- _Problem description_:
Restate, word for word, every line of the data.

Records from a data collection:
------------------------
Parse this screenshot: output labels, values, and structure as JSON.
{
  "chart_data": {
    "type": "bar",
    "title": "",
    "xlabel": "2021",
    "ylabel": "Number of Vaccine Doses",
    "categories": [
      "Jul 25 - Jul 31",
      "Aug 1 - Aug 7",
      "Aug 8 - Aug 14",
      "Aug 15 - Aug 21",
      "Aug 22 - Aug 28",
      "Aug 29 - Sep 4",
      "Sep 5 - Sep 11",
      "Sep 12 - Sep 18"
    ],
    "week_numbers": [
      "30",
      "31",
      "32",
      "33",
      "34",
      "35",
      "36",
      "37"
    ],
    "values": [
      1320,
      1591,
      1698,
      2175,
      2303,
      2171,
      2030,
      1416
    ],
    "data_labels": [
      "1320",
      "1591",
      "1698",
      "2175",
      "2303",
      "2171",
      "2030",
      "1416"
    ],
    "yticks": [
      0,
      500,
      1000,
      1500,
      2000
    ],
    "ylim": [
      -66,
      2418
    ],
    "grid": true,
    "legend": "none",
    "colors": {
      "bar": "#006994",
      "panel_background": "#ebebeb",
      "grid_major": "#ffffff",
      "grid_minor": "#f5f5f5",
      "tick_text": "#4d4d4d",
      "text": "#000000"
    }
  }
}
------------------------
- _Full solution_:
Parse this screenshot: output labels, values, and structure as JSON.
{
  "chart_data": {
    "type": "bar",
    "title": "",
    "xlabel": "2021",
    "ylabel": "Number of Vaccine Doses",
    "categories": [
      "Jul 25 - Jul 31",
      "Aug 1 - Aug 7",
      "Aug 8 - Aug 14",
      "Aug 15 - Aug 21",
      "Aug 22 - Aug 28",
      "Aug 29 - Sep 4",
      "Sep 5 - Sep 11",
      "Sep 12 - Sep 18"
    ],
    "week_numbers": [
      "30",
      "31",
      "32",
      "33",
      "34",
      "35",
      "36",
      "37"
    ],
    "values": [
      1320,
      1591,
      1698,
      2175,
      2303,
      2171,
      2030,
      1416
    ],
    "data_labels": [
      "1320",
      "1591",
      "1698",
      "2175",
      "2303",
      "2171",
      "2030",
      "1416"
    ],
    "yticks": [
      0,
      500,
      1000,
      1500,
      2000
    ],
    "ylim": [
      -66,
      2418
    ],
    "grid": true,
    "legend": "none",
    "colors": {
      "bar": "#006994",
      "panel_background": "#ebebeb",
      "grid_major": "#ffffff",
      "grid_minor": "#f5f5f5",
      "tick_text": "#4d4d4d",
      "text": "#000000"
    }
  }
}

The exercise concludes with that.